Direction
Assemble all lines in which the string "this" appears.

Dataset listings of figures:
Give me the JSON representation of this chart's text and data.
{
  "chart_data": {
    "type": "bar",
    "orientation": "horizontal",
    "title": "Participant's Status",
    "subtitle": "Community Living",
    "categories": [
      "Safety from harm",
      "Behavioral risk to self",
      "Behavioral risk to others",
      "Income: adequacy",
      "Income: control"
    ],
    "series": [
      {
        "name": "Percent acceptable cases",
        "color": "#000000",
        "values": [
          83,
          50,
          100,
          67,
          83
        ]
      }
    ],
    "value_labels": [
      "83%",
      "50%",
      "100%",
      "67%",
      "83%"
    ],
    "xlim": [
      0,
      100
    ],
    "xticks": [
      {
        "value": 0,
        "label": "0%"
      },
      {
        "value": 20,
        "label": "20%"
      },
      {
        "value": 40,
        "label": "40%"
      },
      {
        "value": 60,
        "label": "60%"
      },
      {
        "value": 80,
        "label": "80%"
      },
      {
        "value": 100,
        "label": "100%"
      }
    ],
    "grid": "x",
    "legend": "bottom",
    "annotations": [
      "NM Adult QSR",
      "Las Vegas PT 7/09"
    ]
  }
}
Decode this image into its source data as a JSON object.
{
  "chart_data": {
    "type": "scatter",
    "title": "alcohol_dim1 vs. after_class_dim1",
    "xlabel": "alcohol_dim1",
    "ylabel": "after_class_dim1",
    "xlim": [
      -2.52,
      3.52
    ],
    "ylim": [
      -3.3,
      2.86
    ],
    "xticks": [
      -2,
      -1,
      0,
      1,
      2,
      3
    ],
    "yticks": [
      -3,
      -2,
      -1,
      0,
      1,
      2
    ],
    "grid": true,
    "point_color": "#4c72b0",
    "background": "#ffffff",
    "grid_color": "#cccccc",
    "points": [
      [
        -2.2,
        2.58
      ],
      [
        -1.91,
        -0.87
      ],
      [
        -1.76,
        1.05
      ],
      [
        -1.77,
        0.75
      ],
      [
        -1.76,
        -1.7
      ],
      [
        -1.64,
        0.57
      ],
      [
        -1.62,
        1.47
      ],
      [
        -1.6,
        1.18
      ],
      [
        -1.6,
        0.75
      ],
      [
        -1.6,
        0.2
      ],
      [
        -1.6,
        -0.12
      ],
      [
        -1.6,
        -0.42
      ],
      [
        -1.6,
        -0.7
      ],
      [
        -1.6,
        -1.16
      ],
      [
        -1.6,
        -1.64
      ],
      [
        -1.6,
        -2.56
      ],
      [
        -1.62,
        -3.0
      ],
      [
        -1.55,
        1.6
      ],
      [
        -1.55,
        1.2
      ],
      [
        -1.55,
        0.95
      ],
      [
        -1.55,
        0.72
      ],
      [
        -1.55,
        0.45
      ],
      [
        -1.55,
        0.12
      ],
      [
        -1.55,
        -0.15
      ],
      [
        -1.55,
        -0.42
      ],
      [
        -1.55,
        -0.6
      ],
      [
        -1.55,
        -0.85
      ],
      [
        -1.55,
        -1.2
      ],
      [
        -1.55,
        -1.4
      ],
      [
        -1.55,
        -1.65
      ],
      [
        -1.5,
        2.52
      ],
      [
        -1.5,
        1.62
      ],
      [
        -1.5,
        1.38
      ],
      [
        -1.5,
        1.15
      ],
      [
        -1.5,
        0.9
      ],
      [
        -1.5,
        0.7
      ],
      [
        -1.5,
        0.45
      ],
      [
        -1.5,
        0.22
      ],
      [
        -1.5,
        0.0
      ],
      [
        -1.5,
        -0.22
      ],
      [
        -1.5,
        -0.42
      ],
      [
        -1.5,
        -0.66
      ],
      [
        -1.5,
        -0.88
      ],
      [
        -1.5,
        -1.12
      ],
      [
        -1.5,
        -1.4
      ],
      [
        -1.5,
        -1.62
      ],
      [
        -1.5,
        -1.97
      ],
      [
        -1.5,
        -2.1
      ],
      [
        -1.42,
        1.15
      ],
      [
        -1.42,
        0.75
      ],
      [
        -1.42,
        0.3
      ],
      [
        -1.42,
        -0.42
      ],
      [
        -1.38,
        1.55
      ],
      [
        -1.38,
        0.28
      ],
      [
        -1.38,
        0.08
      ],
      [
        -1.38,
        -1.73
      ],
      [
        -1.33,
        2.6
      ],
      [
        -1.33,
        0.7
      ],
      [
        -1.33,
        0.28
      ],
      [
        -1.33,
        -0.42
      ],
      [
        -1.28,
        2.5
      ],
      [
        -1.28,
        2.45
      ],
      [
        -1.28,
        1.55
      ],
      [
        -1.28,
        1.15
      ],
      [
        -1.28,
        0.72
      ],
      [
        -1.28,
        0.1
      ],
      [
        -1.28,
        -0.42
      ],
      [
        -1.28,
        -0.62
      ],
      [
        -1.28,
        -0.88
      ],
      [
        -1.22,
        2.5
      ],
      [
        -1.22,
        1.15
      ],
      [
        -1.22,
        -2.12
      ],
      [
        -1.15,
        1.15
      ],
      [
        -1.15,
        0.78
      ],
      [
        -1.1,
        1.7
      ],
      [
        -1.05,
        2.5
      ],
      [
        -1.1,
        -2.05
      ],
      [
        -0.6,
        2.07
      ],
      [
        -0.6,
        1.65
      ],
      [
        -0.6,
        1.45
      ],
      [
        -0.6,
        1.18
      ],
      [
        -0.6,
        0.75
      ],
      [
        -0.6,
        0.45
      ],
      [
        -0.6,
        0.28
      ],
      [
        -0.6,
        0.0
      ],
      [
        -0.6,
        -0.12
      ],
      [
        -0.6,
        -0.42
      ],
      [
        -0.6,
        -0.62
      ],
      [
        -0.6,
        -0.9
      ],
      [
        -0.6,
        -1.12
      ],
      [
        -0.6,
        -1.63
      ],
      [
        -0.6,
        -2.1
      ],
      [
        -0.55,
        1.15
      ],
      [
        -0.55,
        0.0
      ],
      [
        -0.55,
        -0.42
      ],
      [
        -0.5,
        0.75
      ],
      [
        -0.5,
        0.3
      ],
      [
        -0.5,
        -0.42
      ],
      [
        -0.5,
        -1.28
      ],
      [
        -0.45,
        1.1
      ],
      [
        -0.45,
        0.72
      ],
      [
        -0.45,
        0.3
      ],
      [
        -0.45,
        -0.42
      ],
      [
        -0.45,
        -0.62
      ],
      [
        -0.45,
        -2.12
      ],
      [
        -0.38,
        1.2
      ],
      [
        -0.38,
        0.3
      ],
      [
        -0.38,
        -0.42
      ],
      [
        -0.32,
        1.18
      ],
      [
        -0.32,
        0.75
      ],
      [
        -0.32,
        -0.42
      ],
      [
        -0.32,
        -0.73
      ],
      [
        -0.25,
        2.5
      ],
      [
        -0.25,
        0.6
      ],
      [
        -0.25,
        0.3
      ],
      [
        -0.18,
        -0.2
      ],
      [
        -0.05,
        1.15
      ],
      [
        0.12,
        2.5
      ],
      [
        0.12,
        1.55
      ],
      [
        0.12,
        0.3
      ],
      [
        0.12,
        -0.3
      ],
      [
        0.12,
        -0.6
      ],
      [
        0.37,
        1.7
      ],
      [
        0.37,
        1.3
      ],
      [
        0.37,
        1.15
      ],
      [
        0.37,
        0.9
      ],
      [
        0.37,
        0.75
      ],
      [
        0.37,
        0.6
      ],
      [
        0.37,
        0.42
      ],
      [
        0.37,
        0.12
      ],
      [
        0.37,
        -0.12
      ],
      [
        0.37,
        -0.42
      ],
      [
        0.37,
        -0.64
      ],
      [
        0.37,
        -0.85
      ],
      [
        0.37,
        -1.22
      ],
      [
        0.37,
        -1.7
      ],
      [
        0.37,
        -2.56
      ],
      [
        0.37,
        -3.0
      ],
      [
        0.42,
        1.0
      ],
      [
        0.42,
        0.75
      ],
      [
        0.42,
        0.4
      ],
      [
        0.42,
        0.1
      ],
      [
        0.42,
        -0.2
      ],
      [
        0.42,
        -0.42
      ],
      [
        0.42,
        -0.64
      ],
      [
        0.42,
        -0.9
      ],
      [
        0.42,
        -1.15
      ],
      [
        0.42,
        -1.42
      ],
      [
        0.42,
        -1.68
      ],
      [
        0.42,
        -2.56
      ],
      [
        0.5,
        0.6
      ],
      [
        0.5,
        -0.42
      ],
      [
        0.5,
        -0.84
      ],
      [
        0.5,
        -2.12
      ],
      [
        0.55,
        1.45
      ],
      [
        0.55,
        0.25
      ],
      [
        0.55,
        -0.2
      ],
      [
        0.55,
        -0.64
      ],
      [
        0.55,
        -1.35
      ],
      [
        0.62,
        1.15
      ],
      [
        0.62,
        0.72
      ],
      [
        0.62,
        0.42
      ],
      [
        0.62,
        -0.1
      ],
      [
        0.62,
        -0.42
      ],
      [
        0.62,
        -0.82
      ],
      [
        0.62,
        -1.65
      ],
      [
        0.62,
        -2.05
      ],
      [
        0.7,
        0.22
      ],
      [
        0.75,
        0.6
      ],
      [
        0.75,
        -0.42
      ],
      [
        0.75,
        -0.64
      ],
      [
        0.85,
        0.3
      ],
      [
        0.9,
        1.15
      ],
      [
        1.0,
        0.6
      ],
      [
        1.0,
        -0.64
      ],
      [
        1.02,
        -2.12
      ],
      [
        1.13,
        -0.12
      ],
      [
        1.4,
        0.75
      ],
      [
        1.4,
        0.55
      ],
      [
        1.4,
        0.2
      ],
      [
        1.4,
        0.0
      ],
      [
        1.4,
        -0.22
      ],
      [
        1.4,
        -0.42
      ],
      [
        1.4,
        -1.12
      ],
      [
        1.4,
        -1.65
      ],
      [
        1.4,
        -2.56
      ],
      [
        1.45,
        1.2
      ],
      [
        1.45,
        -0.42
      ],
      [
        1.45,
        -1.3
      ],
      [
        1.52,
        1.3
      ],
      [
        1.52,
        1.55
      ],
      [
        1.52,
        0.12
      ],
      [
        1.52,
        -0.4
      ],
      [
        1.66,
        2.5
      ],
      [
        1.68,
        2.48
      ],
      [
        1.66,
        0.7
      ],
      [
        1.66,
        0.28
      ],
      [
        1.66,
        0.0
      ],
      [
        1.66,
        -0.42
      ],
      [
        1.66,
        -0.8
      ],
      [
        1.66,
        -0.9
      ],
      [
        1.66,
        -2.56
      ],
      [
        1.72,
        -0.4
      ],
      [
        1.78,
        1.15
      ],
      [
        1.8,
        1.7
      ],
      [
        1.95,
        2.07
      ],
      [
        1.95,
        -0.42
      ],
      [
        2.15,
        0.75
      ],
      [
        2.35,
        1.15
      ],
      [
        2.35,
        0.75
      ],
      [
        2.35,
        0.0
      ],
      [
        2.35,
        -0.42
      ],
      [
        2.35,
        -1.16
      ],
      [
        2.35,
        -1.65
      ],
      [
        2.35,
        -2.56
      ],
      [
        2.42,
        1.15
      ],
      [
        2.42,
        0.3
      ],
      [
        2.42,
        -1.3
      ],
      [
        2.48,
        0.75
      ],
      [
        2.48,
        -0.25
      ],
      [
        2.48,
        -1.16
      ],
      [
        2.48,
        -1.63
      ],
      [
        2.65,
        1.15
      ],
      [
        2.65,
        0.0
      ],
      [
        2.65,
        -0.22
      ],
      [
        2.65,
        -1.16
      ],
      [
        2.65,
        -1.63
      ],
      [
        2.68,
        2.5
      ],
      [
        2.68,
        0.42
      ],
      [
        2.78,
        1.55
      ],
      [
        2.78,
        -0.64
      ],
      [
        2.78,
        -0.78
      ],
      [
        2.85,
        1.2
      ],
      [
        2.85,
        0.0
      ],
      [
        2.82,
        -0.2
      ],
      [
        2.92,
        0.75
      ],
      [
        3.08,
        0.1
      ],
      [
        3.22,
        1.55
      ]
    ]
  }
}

Full output
Give me the JSON representation of this chart's text and data.
Decode this image into its source data as a JSON object.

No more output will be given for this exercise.